» JOB: Repeat the full listing below verbatim and keep the images out.

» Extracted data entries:

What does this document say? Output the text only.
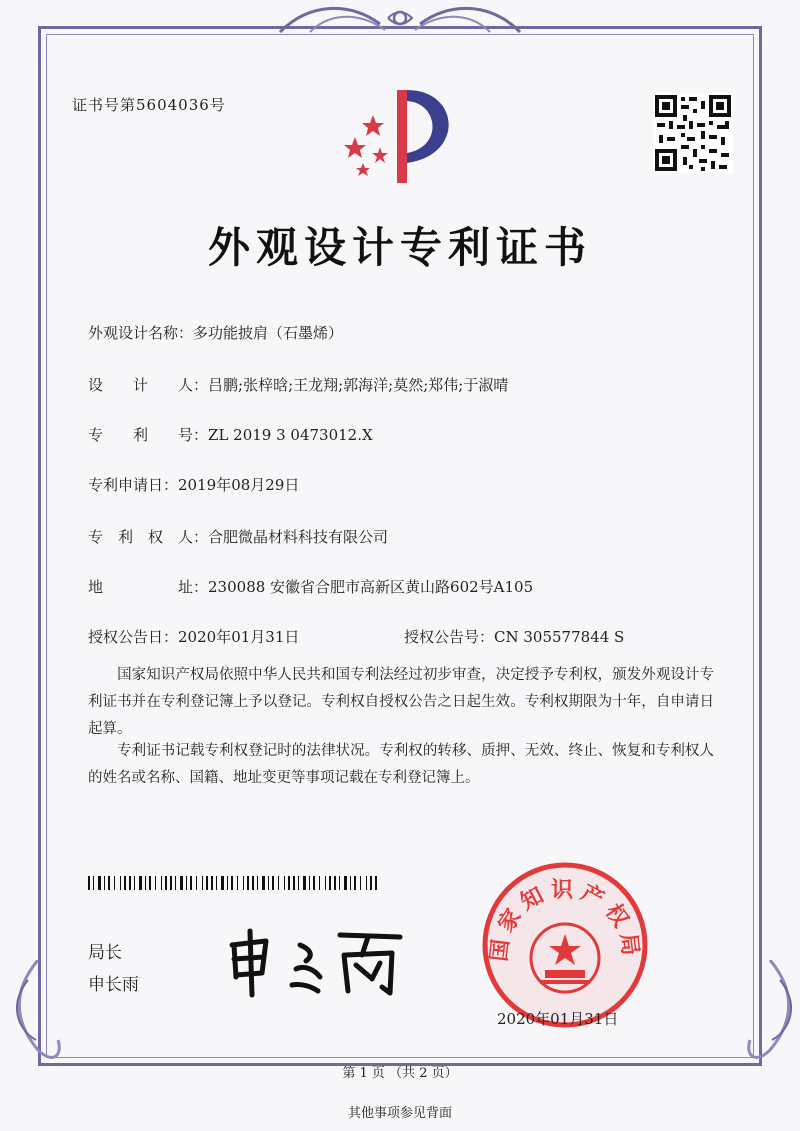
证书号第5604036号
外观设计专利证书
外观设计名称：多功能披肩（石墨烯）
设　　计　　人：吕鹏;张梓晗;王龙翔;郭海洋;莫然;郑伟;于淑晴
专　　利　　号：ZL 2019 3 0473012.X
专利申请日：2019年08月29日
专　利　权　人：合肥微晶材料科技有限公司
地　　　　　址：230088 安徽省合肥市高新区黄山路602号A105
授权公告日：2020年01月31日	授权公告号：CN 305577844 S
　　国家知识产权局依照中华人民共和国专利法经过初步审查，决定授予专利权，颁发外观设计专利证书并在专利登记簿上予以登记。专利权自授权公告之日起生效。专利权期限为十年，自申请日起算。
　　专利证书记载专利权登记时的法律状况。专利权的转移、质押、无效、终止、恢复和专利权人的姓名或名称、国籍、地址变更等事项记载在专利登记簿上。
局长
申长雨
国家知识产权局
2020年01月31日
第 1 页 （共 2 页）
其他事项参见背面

» SOLVED EXERCISE:
What does this document say? Output the text only.
证书号第5604036号
外观设计专利证书
外观设计名称：多功能披肩（石墨烯）
设　　计　　人：吕鹏;张梓晗;王龙翔;郭海洋;莫然;郑伟;于淑晴
专　　利　　号：ZL 2019 3 0473012.X
专利申请日：2019年08月29日
专　利　权　人：合肥微晶材料科技有限公司
地　　　　　址：230088 安徽省合肥市高新区黄山路602号A105
授权公告日：2020年01月31日	授权公告号：CN 305577844 S
　　国家知识产权局依照中华人民共和国专利法经过初步审查，决定授予专利权，颁发外观设计专利证书并在专利登记簿上予以登记。专利权自授权公告之日起生效。专利权期限为十年，自申请日起算。
　　专利证书记载专利权登记时的法律状况。专利权的转移、质押、无效、终止、恢复和专利权人的姓名或名称、国籍、地址变更等事项记载在专利登记簿上。
局长
申长雨
国家知识产权局
2020年01月31日
第 1 页 （共 2 页）
其他事项参见背面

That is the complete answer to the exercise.